Kim Cofino recently convinced the Head of her international school to blog. Kim reached out to lots of folks and asked them to comment on his first post where he asked for advice. Since I was asked, I shared some of my views on school leadership for the future and on educational technology.

After my comments (below), I add some thoughts I should have included regarding the limitations of blogging. As always, your comments are welcome.

Dear Mr. Macdonald,

Welcome to blogging! Now you are a blogger! That was no big deal, right?

Blogging IS no big deal. It is just writing, but on the Web. Sometimes there is even an audience for what you write. I suspect that you will never receive as many comments as for this post and you may not even get as far as mine. Regardless, I took my assignment from your colleague Ms. Cofino seriously.

Blogging (and its social media cousins) are useful if you have a confessional nature and feel like sharing your thoughts with the world or if you need to have a question answered. It may also serve a utilitarian function in easily communicating with your school community. Blogging, like nearly every other school use of the Web, is essentially a literacy activity. One challenge for school leaders is finding ways to use computers to enhance the rest of what it means to be educated.

(Layout element annotations)
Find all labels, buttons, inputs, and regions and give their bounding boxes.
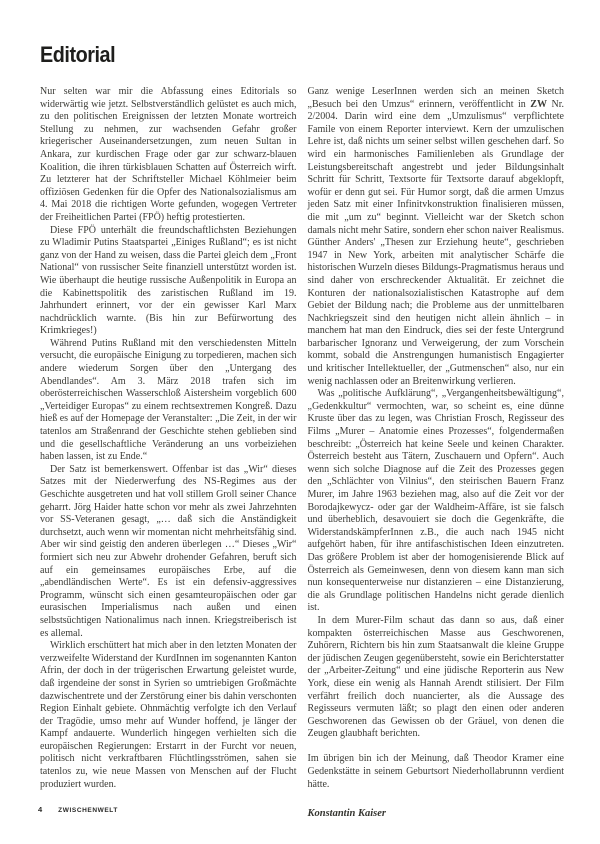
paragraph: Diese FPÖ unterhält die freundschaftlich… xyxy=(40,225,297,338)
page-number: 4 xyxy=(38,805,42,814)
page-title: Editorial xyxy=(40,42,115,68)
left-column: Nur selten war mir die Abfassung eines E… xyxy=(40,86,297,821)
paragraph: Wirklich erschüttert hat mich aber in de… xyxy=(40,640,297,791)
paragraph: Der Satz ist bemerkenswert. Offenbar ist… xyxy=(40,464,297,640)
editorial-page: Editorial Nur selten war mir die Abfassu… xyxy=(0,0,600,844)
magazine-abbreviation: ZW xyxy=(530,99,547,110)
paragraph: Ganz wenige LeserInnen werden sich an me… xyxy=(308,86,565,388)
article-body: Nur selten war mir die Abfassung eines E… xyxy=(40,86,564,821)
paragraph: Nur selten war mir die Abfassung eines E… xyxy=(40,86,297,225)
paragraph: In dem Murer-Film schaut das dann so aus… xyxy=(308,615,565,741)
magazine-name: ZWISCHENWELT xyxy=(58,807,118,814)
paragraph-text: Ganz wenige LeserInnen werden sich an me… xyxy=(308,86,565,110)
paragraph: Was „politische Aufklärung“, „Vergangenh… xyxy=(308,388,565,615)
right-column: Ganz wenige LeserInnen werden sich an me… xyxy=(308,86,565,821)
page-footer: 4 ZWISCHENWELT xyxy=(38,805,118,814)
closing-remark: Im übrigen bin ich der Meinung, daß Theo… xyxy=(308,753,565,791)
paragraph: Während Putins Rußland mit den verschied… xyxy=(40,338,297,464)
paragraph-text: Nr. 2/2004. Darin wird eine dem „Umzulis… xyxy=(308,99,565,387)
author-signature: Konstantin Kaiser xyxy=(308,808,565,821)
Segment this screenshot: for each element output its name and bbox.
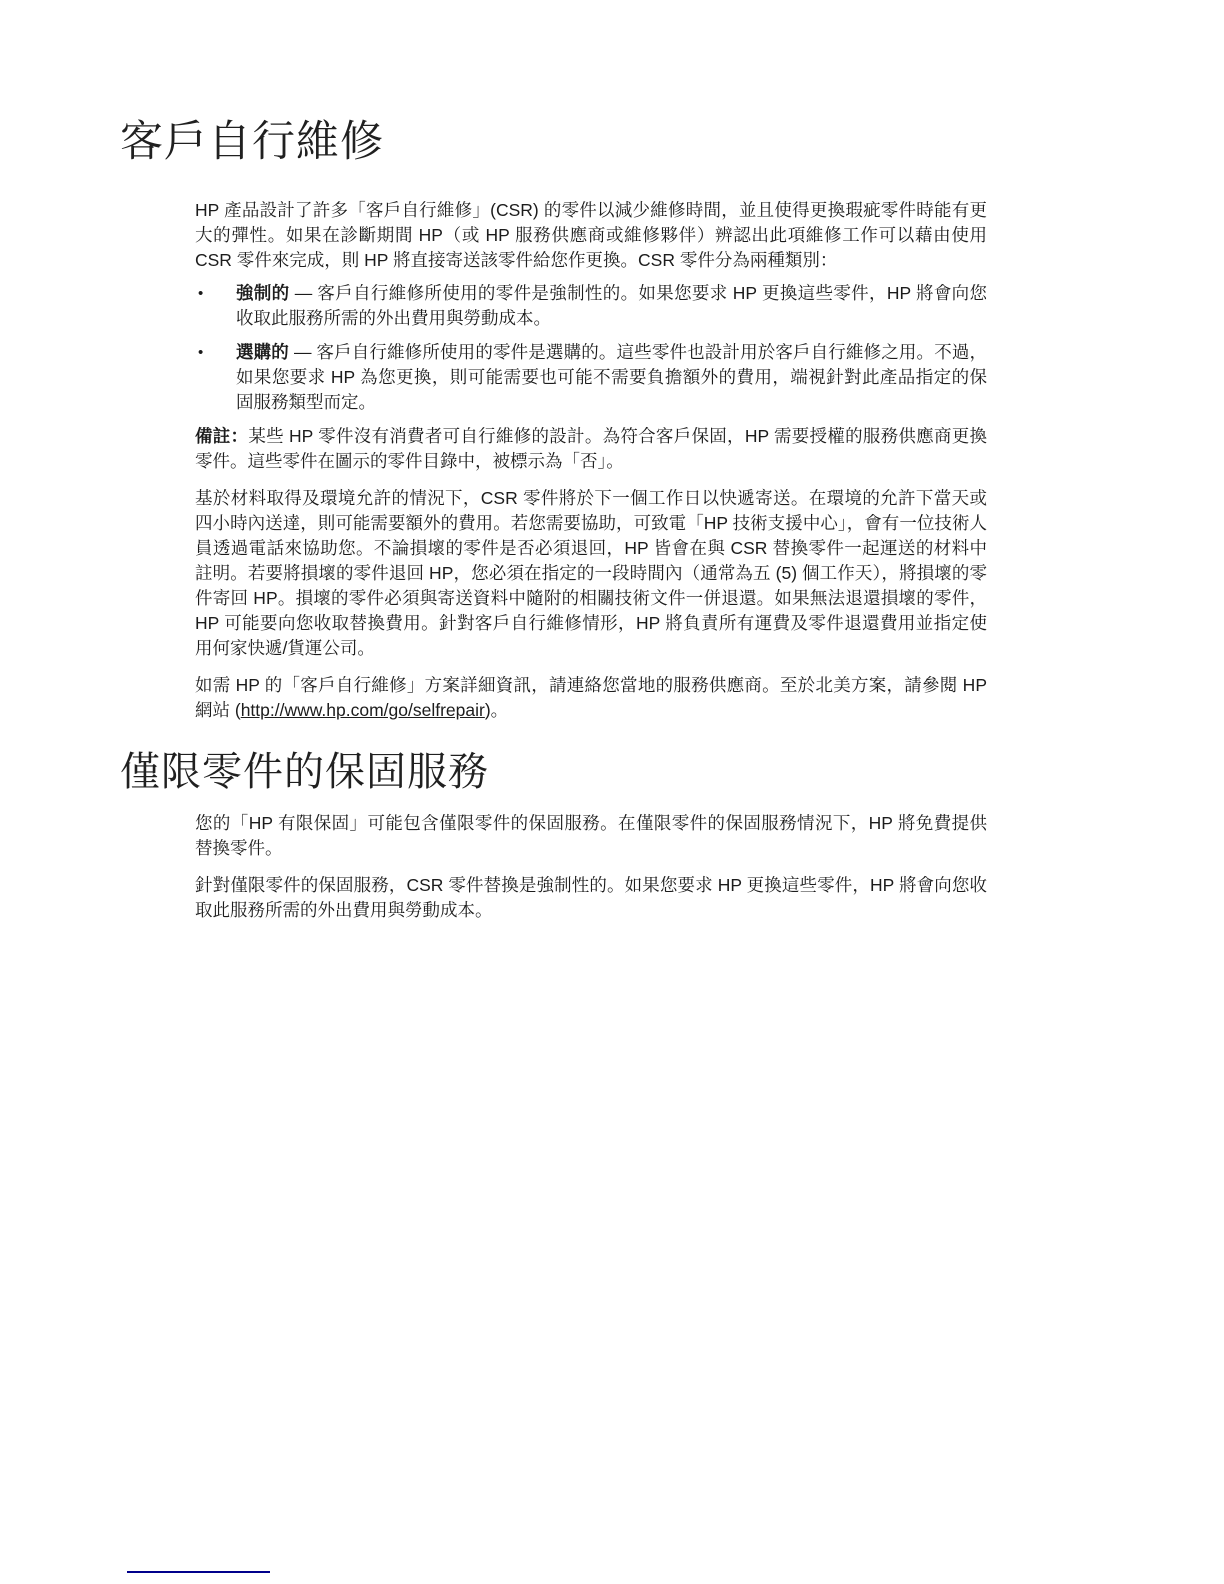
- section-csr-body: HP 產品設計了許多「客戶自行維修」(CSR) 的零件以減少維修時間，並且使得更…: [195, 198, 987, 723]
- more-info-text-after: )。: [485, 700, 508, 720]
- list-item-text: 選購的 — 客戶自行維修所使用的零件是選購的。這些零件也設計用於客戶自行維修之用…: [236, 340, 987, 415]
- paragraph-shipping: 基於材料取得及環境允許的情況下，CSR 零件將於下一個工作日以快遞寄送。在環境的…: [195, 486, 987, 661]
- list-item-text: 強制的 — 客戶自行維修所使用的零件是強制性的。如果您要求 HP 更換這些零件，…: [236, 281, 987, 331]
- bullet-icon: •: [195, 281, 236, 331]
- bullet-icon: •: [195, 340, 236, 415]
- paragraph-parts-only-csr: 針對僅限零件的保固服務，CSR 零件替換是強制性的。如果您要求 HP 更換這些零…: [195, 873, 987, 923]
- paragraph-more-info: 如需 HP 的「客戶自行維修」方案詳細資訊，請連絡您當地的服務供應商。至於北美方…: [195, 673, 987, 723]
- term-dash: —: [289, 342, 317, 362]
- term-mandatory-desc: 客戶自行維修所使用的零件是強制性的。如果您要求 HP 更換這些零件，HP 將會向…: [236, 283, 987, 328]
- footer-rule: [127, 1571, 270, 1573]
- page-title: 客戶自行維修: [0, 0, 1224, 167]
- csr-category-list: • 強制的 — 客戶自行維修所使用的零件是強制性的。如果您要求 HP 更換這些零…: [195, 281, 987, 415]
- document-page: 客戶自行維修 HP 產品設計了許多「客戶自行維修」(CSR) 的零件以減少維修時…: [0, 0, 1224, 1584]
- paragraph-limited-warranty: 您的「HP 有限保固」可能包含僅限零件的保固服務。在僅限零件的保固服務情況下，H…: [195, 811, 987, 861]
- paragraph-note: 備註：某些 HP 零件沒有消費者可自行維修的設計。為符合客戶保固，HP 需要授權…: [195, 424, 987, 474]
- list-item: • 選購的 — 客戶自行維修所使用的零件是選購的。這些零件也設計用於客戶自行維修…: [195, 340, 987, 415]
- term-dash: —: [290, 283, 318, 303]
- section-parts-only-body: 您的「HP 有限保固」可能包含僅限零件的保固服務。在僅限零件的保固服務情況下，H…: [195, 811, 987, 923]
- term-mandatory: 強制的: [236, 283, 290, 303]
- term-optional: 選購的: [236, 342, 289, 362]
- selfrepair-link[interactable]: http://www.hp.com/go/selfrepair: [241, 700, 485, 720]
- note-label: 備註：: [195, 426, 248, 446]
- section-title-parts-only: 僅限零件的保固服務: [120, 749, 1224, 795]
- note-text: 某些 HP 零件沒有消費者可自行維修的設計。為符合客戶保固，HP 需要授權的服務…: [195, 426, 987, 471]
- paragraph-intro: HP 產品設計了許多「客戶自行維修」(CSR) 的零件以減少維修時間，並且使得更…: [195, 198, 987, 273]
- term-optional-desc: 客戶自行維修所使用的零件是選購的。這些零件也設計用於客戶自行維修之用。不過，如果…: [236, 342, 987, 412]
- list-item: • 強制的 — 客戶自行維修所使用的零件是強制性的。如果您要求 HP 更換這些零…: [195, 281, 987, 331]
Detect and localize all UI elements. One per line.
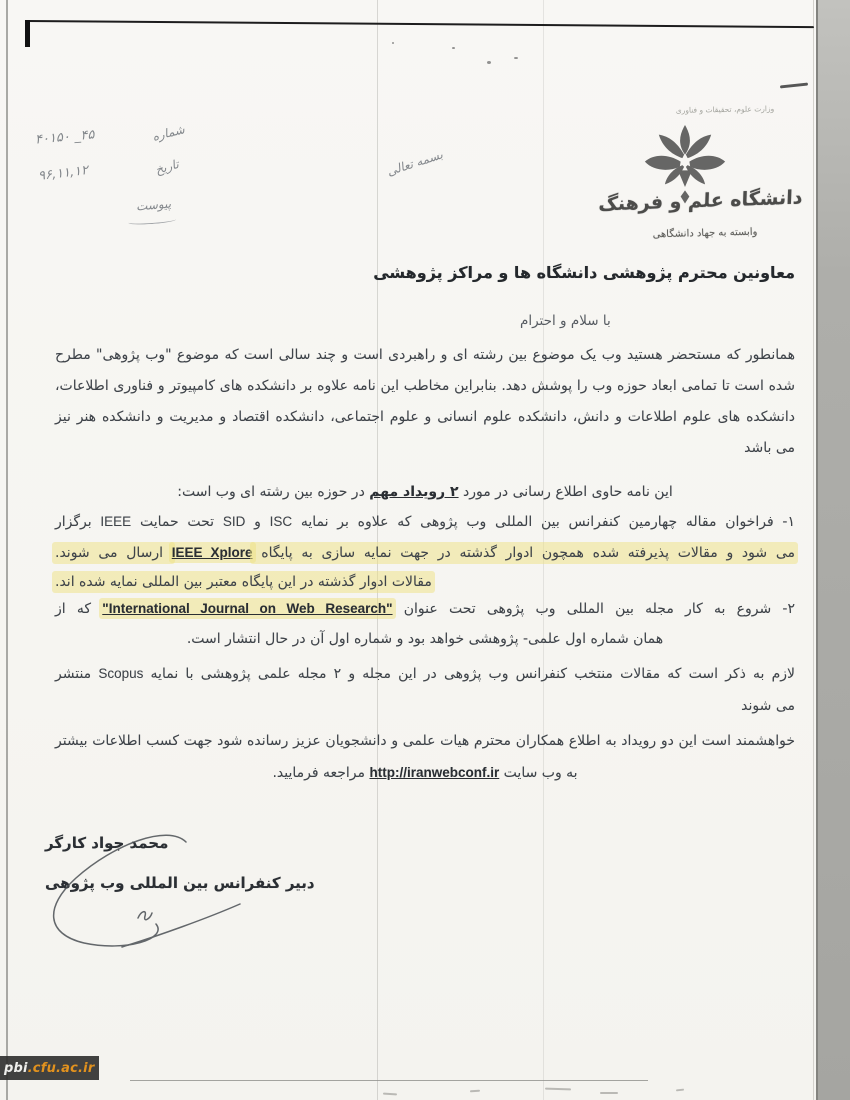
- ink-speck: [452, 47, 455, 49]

** REQUEST **
For each statement below, say whether it agrees with the text about blogging, and support each yes or no by quoting the deciding words exactly. (a) Kim Cofino persuaded the Head of her school to start blogging. (b) The writer expects Mr. Macdonald's later posts to draw more comments than this first one. (c) The writer describes blogging as essentially a literacy activity.

** OUTPUT OF THE EXERCISE **
(a) Yes: "Kim Cofino recently convinced the Head of her international school to blog."
(b) No: "I suspect that you will never receive as many comments as for this post"
(c) Yes: "Blogging, like nearly every other school use of the Web, is essentially a literacy activity."